# The request
Every line below that mentions the word "color" should be copied out.

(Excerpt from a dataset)
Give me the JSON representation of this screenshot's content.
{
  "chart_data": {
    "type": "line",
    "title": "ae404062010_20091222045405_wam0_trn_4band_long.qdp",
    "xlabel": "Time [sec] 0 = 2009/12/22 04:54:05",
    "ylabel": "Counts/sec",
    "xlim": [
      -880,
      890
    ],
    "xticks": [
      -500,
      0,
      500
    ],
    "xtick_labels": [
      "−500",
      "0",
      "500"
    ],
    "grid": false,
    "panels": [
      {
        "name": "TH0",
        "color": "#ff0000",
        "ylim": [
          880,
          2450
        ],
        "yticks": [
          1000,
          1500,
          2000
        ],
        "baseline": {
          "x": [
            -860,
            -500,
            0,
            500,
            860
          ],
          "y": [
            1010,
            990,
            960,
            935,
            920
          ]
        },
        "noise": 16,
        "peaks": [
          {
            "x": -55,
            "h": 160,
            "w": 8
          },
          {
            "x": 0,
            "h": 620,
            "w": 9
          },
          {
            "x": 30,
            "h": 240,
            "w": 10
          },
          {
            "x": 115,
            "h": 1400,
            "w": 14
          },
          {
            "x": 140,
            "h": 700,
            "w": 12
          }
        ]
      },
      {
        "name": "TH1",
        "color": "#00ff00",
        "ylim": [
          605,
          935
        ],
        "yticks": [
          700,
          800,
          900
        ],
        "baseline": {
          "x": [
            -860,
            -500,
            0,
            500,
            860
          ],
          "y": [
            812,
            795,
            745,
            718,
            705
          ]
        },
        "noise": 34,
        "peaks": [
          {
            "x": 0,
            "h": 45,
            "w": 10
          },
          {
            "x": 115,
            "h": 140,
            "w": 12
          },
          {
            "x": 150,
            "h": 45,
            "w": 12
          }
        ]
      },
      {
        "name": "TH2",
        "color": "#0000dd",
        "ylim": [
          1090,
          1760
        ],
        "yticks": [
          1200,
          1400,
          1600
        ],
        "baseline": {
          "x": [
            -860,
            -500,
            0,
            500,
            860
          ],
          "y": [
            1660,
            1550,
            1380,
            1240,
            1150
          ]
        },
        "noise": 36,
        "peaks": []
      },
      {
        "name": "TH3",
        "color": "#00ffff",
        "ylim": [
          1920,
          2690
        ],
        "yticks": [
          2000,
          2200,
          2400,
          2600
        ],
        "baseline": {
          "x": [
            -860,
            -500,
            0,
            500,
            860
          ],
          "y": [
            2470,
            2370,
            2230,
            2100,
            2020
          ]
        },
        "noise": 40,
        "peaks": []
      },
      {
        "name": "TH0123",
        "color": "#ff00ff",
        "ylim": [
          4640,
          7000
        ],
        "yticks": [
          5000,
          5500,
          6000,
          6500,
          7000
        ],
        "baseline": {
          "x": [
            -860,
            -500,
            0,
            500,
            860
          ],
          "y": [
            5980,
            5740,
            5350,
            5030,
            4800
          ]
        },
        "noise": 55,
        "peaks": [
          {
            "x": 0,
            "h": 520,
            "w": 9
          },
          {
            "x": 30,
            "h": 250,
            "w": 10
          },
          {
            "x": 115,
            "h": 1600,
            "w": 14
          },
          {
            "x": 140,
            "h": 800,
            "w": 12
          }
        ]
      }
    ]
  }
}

# Exercise result
        "color": "#ff0000",
        "color": "#00ff00",
        "color": "#0000dd",
        "color": "#00ffff",
        "color": "#ff00ff",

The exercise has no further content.